State the number of lines where "salivaire" appears. Add nothing else.

## Supplied material
/---

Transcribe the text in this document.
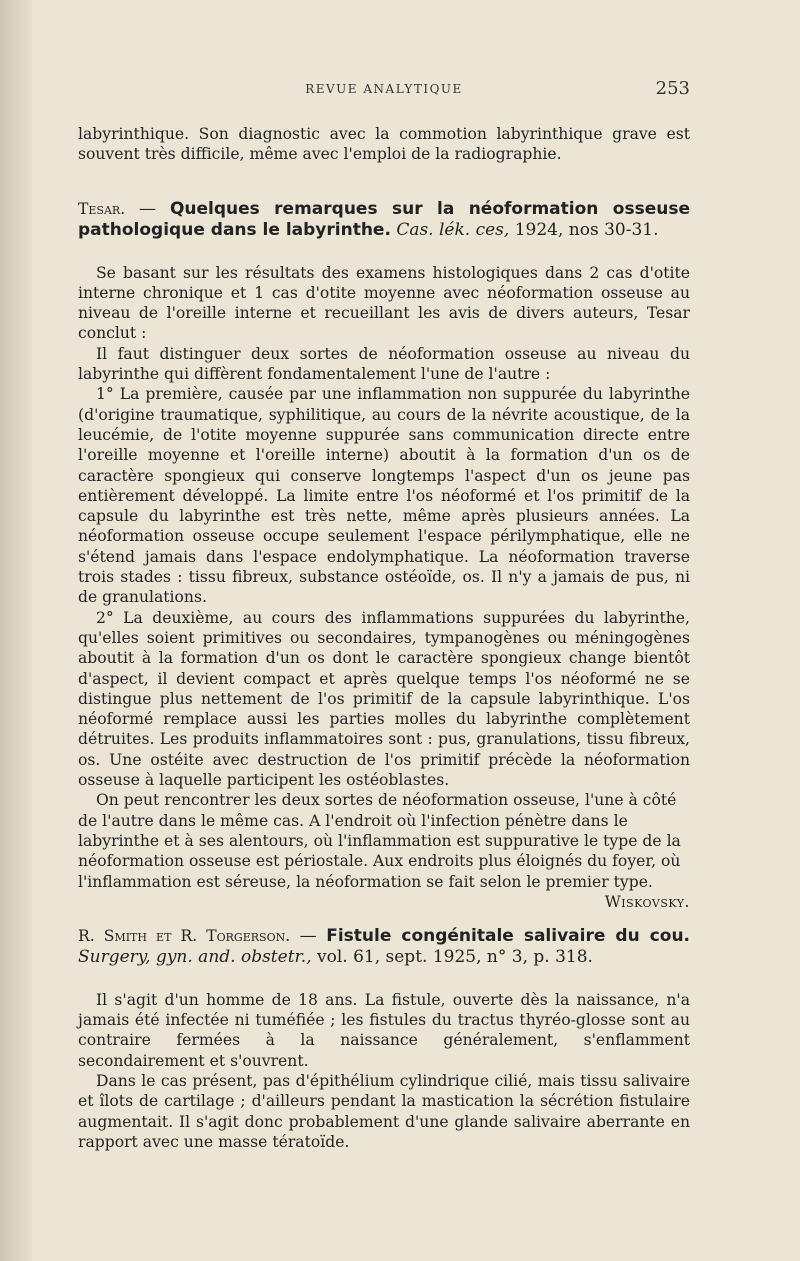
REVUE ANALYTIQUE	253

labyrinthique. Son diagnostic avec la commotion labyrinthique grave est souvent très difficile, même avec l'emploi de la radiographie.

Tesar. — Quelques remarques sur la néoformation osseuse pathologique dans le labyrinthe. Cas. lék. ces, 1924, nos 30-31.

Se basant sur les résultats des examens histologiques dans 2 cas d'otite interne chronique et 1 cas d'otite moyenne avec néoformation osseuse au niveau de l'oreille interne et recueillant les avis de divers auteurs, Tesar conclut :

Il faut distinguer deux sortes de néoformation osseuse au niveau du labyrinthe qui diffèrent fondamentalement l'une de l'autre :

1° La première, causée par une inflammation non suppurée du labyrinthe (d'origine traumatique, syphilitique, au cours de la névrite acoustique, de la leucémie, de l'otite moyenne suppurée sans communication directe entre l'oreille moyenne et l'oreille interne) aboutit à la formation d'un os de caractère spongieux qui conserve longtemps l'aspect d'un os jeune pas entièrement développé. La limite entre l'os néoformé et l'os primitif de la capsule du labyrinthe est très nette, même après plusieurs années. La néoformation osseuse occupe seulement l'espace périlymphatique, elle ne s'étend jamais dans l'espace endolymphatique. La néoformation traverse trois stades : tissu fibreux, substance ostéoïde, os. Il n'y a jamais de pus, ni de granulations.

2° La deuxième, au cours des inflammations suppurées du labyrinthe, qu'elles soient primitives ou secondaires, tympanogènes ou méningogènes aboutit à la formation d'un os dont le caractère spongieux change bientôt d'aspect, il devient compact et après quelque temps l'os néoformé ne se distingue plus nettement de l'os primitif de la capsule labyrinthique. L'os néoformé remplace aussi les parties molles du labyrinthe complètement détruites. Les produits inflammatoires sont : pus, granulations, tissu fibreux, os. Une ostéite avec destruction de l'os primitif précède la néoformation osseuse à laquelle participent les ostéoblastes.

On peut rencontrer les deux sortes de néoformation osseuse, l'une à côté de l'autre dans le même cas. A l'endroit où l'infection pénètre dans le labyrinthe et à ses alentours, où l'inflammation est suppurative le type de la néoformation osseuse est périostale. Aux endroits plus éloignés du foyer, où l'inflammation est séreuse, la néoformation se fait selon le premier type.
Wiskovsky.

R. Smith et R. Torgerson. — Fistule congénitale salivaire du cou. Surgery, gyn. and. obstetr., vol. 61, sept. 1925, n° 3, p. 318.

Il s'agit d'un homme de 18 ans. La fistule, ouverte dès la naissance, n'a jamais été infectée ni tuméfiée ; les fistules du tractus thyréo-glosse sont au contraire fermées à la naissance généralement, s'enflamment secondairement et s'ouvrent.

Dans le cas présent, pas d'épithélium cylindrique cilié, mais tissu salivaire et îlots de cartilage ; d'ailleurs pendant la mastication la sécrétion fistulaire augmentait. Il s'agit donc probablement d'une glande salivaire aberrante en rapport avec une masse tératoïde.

\---
/---

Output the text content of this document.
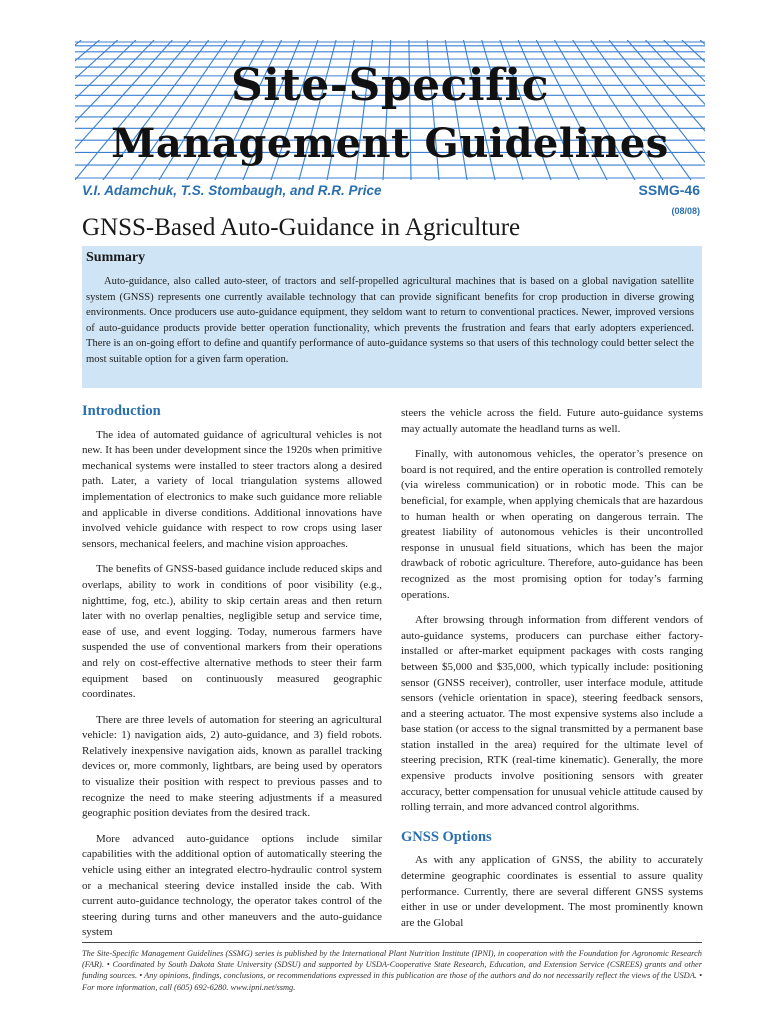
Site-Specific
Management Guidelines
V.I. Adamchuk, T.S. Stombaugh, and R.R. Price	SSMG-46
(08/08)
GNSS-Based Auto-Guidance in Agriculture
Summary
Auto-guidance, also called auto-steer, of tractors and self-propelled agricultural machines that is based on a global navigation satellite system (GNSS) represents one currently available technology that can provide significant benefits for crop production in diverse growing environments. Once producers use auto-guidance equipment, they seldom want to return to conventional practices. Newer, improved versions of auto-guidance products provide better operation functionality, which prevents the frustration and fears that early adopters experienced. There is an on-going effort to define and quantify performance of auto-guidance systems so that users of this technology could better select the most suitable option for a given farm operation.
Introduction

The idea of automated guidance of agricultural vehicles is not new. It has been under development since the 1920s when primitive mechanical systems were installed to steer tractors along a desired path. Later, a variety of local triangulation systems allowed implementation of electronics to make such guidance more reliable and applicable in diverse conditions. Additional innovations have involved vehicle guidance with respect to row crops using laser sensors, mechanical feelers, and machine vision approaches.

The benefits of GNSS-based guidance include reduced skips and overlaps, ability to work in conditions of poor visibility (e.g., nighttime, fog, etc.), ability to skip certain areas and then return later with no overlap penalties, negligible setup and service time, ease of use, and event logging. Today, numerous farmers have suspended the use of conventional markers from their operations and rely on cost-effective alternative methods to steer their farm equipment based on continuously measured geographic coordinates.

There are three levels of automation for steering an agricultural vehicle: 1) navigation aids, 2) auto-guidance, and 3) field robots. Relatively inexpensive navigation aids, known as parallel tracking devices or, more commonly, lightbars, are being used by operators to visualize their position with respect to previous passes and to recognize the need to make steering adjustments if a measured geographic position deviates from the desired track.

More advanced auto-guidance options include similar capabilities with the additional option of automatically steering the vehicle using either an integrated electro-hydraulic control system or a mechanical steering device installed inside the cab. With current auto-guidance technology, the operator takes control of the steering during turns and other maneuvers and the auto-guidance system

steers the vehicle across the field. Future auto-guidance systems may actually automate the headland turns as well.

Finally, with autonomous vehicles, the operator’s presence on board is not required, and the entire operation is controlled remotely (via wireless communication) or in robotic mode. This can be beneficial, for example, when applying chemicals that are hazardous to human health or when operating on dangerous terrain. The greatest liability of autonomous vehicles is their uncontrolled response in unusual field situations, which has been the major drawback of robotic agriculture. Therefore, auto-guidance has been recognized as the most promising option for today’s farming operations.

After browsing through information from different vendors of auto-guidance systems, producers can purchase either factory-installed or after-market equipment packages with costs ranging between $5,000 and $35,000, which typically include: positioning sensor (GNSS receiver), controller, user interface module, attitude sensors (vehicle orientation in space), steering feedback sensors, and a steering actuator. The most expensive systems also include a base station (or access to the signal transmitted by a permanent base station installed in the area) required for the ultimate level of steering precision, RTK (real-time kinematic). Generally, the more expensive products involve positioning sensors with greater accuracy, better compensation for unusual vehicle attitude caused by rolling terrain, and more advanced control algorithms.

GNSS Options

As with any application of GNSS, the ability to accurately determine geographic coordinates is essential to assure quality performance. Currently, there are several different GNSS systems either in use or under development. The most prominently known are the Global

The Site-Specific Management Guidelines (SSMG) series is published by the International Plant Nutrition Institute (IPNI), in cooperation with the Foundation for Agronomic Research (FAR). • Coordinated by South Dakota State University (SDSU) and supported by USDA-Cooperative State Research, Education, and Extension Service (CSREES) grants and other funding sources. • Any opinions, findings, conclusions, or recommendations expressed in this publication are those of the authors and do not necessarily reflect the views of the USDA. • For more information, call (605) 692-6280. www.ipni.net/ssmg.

\---

## Completed exercise
2